■ **Aim**
Rewrite the rows from "sidebar-item-label: Links [28,96,64,112]" through "sidebar-item-comments[interactable]: Comments [0,149,145,179]" with "Settings" switched to "Preferences", leaving everything else unchanged, and give back only that stretch.

■ **Material to process**
*****
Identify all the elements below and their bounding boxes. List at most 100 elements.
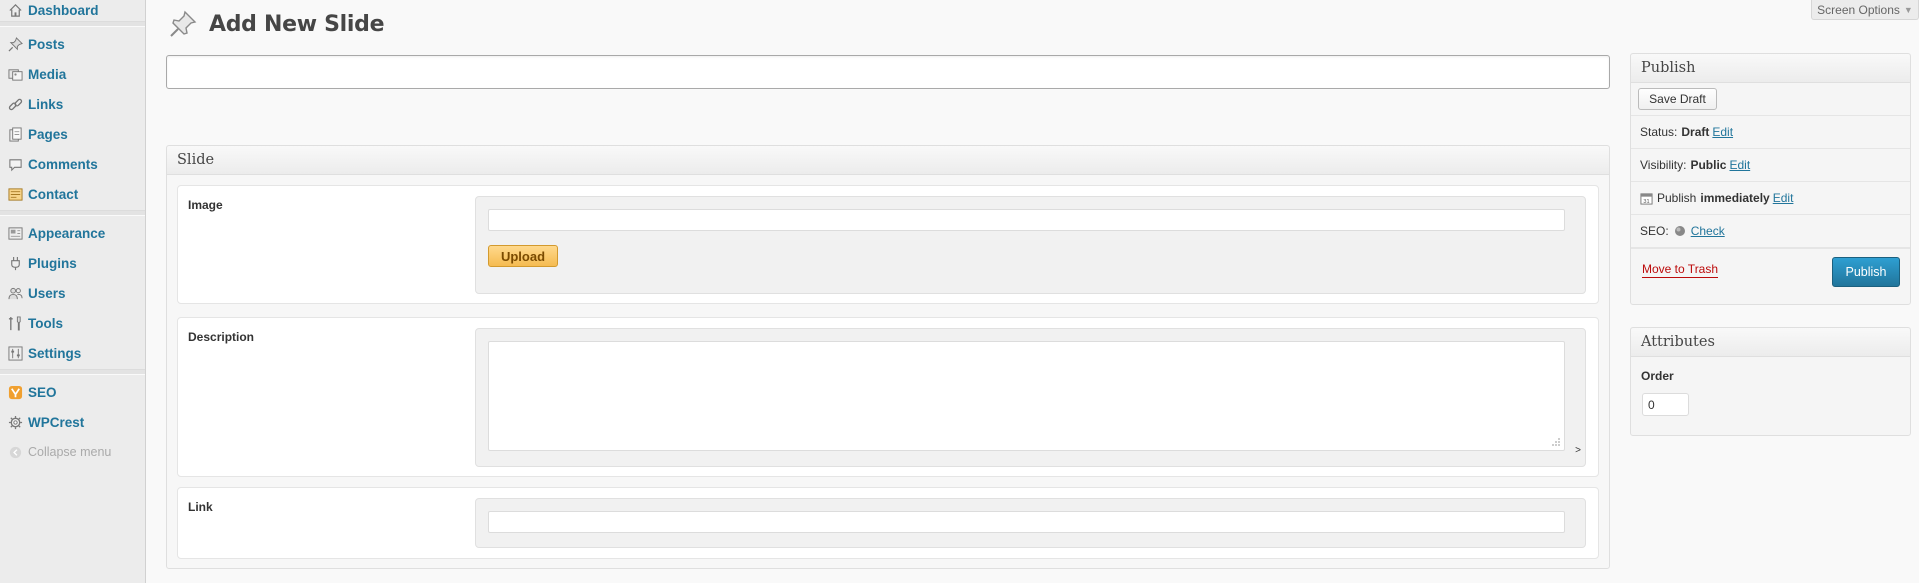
sidebar-item-label: Links [28,96,64,112]
sidebar-separator [0,369,145,375]
sidebar-item-label: Settings [28,345,82,361]
image-label: Image [188,198,223,212]
resize-grip-icon[interactable] [1551,437,1561,447]
sidebar-item-comments[interactable]: Comments [0,149,145,179]
link-field-row: Link [177,487,1599,559]
order-label: Order [1641,369,1674,383]
link-input[interactable] [488,511,1565,533]
sidebar-item-plugins[interactable]: Plugins [0,248,145,278]
move-to-trash-link[interactable]: Move to Trash [1642,262,1719,278]
appearance-icon [7,225,23,241]
publish-button[interactable]: Publish [1832,257,1900,287]
seo-icon [7,384,23,400]
media-icon [7,66,23,82]
visibility-value: Public [1690,158,1727,172]
status-value: Draft [1681,125,1710,139]
sidebar-item-label: Pages [28,126,68,142]
title-input[interactable] [166,55,1610,89]
sidebar-item-label: Plugins [28,255,77,271]
seo-label: SEO: [1640,224,1669,238]
sidebar-item-contact[interactable]: Contact [0,179,145,209]
upload-button[interactable]: Upload [488,245,558,267]
admin-sidebar: Dashboard Posts Media Links Pages Comments Con… [0,0,146,583]
screen-options-button[interactable]: Screen Options ▼ [1811,0,1919,20]
description-textarea[interactable] [488,341,1565,451]
status-label: Status: [1640,125,1678,139]
sidebar-separator [0,210,145,216]
link-icon [7,96,23,112]
attributes-metabox: Attributes Order 0 [1630,327,1911,436]
sidebar-item-label: Comments [28,156,98,172]
description-label: Description [188,330,255,344]
sidebar-item-tools[interactable]: Tools [0,308,145,338]
sidebar-item-label: Users [28,285,66,301]
slide-metabox-title[interactable]: Slide [167,146,1609,175]
sidebar-item-appearance[interactable]: Appearance [0,218,145,248]
sidebar-item-posts[interactable]: Posts [0,29,145,59]
contact-icon [7,186,23,202]
edit-publish-date-link[interactable]: Edit [1773,191,1794,205]
sidebar-item-label: SEO [28,384,57,400]
calendar-icon: 31 [1640,192,1653,205]
comment-icon [7,156,23,172]
publish-label: Publish [1657,191,1697,205]
attributes-metabox-title[interactable]: Attributes [1631,328,1910,357]
page-title: Add New Slide [209,11,385,37]
pushpin-icon [167,8,199,40]
sidebar-item-seo[interactable]: SEO [0,377,145,407]
sidebar-item-settings[interactable]: Settings [0,338,145,368]
order-input[interactable]: 0 [1642,393,1689,416]
save-draft-row: Save Draft [1631,83,1910,116]
link-field-container [475,498,1586,548]
visibility-row: Visibility: Public Edit [1631,149,1910,182]
pushpin-icon [7,36,23,52]
publish-metabox-title[interactable]: Publish [1631,54,1910,83]
description-field-container: > [475,328,1586,467]
screen-options-label: Screen Options [1817,2,1900,17]
page-header: Add New Slide [167,8,385,40]
seo-status-icon [1674,225,1686,237]
collapse-menu-button[interactable]: Collapse menu [0,437,145,467]
svg-text:31: 31 [1643,199,1649,205]
description-field-row: Description > [177,317,1599,477]
tools-icon [7,315,23,331]
slide-metabox: Slide Image Upload Description > Link [166,145,1610,569]
sidebar-item-label: Media [28,66,67,82]
gear-icon [7,414,23,430]
collapse-icon [7,444,23,460]
sidebar-item-users[interactable]: Users [0,278,145,308]
users-icon [7,285,23,301]
publish-actions: Move to Trash Publish [1631,248,1910,294]
image-url-input[interactable] [488,209,1565,231]
image-field-row: Image Upload [177,185,1599,304]
sidebar-item-links[interactable]: Links [0,89,145,119]
sidebar-item-wpcrest[interactable]: WPCrest [0,407,145,437]
publish-metabox: Publish Save Draft Status: Draft Edit Vi… [1630,53,1911,305]
description-suffix: > [1575,445,1581,456]
sidebar-separator [0,21,145,27]
visibility-label: Visibility: [1640,158,1687,172]
dashboard-icon [7,2,23,18]
chevron-down-icon: ▼ [1903,4,1913,15]
sidebar-item-label: Tools [28,315,63,331]
sidebar-item-pages[interactable]: Pages [0,119,145,149]
save-draft-button[interactable]: Save Draft [1638,88,1717,110]
seo-check-link[interactable]: Check [1691,224,1725,238]
collapse-menu-label: Collapse menu [28,445,112,459]
sidebar-item-label: Posts [28,36,65,52]
edit-visibility-link[interactable]: Edit [1729,158,1750,172]
publish-date-row: 31 Publish immediately Edit [1631,182,1910,215]
sidebar-item-label: Contact [28,186,79,202]
sidebar-item-media[interactable]: Media [0,59,145,89]
link-label: Link [188,500,213,514]
publish-value: immediately [1700,191,1770,205]
edit-status-link[interactable]: Edit [1712,125,1733,139]
sidebar-item-label: WPCrest [28,414,85,430]
pages-icon [7,126,23,142]
sidebar-item-dashboard[interactable]: Dashboard [0,0,145,20]
sidebar-item-label: Appearance [28,225,106,241]
plugin-icon [7,255,23,271]
image-field-container: Upload [475,196,1586,294]
status-row: Status: Draft Edit [1631,116,1910,149]
sidebar-item-label: Dashboard [28,2,99,18]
*****
■ **Finished task**
sidebar-item-label: Links [28,96,64,112]
sidebar-separator [0,369,145,375]
sidebar-item-label: Preferences [28,345,82,361]
image-label: Image [188,198,223,212]
resize-grip-icon[interactable] [1551,437,1561,447]
sidebar-item-comments[interactable]: Comments [0,149,145,179]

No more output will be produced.